— Start of Material supplied —
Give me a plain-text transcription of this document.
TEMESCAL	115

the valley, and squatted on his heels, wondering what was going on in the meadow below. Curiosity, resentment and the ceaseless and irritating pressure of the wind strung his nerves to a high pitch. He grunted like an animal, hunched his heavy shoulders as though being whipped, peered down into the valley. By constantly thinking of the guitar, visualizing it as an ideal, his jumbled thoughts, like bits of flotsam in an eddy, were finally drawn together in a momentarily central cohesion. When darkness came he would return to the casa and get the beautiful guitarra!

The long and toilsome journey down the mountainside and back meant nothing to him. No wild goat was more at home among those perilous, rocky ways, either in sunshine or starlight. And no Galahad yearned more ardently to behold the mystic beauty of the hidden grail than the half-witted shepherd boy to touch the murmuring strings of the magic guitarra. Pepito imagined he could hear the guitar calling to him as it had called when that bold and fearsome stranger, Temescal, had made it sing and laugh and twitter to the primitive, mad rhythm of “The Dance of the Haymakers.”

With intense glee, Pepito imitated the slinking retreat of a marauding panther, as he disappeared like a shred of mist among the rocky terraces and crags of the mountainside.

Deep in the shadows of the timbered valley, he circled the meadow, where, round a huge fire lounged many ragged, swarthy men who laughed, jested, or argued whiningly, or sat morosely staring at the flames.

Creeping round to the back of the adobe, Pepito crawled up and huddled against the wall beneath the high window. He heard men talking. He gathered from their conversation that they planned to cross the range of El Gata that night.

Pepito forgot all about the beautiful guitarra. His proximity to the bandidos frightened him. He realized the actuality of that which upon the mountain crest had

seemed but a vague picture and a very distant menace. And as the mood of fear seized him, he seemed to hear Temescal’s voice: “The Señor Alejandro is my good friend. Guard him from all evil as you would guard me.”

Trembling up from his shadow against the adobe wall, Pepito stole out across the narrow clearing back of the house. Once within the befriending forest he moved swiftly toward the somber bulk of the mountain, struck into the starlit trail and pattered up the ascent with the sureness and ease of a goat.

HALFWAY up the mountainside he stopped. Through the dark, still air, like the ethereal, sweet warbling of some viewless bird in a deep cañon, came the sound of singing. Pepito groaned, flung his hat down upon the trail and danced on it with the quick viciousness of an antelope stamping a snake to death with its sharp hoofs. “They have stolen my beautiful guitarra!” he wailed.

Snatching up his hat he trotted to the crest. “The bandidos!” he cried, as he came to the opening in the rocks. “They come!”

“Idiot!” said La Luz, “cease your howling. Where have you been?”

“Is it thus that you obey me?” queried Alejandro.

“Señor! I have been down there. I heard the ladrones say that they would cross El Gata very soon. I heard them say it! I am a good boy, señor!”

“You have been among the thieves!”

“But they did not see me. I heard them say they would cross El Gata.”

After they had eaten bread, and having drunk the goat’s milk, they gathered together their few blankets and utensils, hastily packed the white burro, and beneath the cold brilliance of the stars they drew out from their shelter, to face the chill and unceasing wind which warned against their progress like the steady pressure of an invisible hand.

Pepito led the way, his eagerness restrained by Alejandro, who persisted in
— End of Material supplied —
Your task is to list each line of the records with the word "been".

“Idiot!” said La Luz, “cease your howling. Where have you been?”
“Señor! I have been down there. I heard the ladrones say that they would cross El Gata very soon. I heard them say it! I am a good boy, señor!”
“You have been among the thieves!”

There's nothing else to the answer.